■ DATA SUPPLIED
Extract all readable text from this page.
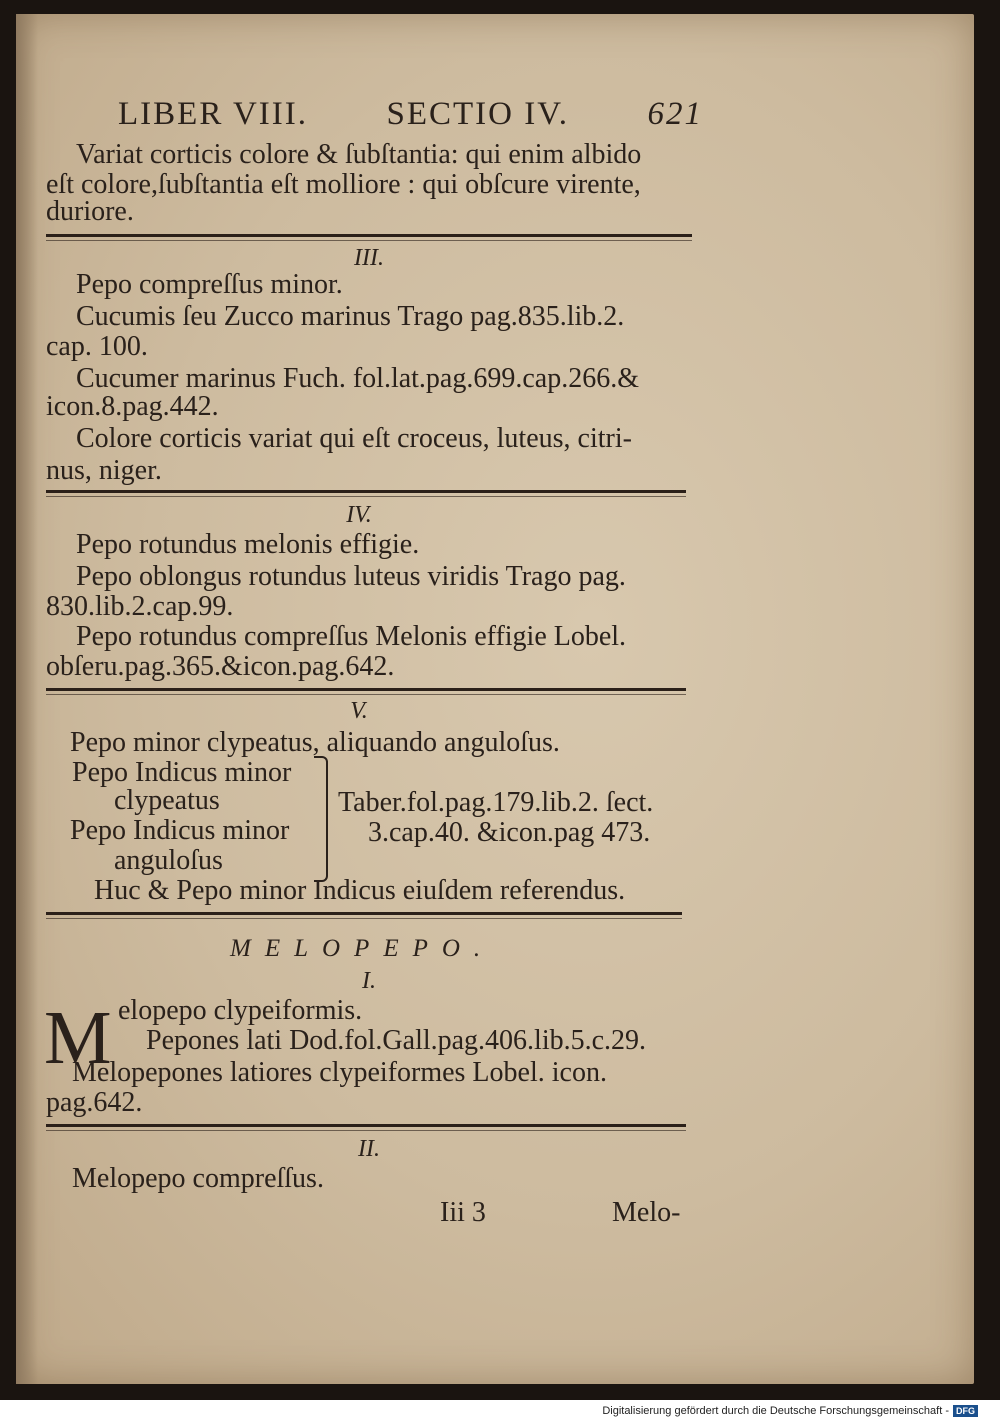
LIBER VIII. SECTIO IV. 621
Variat corticis colore & ſubſtantia: qui enim albido
eſt colore,ſubſtantia eſt molliore : qui obſcure virente,
duriore.
III.
Pepo compreſſus minor.
Cucumis ſeu Zucco marinus Trago pag.835.lib.2.
cap. 100.
Cucumer marinus Fuch. fol.lat.pag.699.cap.266.&
icon.8.pag.442.
Colore corticis variat qui eſt croceus, luteus, citri-
nus, niger.
IV.
Pepo rotundus melonis effigie.
Pepo oblongus rotundus luteus viridis Trago pag.
830.lib.2.cap.99.
Pepo rotundus compreſſus Melonis effigie Lobel.
obſeru.pag.365.&icon.pag.642.
V.
Pepo minor clypeatus, aliquando anguloſus.
Pepo Indicus minor
clypeatus
Pepo Indicus minor
anguloſus
Taber.fol.pag.179.lib.2. ſect.
3.cap.40. &icon.pag 473.
Huc & Pepo minor Indicus eiuſdem referendus.
MELOPEPO.
I.
M elopepo clypeiformis.
Pepones lati Dod.fol.Gall.pag.406.lib.5.c.29.
Melopepones latiores clypeiformes Lobel. icon.
pag.642.
II.
Melopepo compreſſus.
Iii 3	Melo-
Digitalisierung gefördert durch die Deutsche Forschungsgemeinschaft - DFG
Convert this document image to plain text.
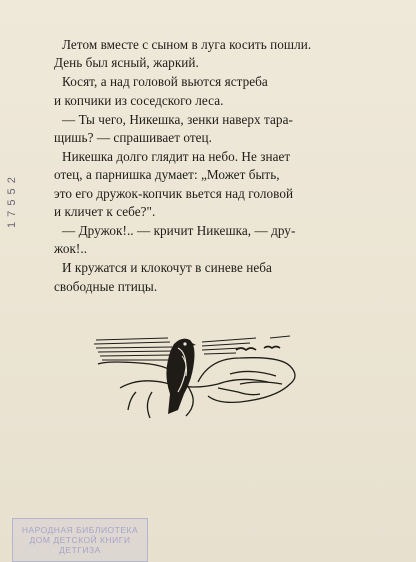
Летом вместе с сыном в луга косить пошли.
День был ясный, жаркий.

Косят, а над головой вьются ястреба
и копчики из соседского леса.

— Ты чего, Никешка, зенки наверх тара-
щишь? — спрашивает отец.

Никешка долго глядит на небо. Не знает
отец, а парнишка думает: „Может быть,
это его дружок-копчик вьется над головой
и кличет к себе?".

— Дружок!.. — кричит Никешка, — дру-
жок!..

И кружатся и клокочут в синеве неба
свободные птицы.

1 7 5 5 2
НАРОДНАЯ БИБЛИОТЕКА
ДОМ ДЕТСКОЙ КНИГИ
ДЕТГИЗА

■ WHAT THIS TASK INVOLVES
Copy out each line of the entries that holds "compreſſus".

■ EXPECTED OUTPUT
Pepo compreſſus minor.
Pepo rotundus compreſſus Melonis effigie Lobel.
Melopepo compreſſus.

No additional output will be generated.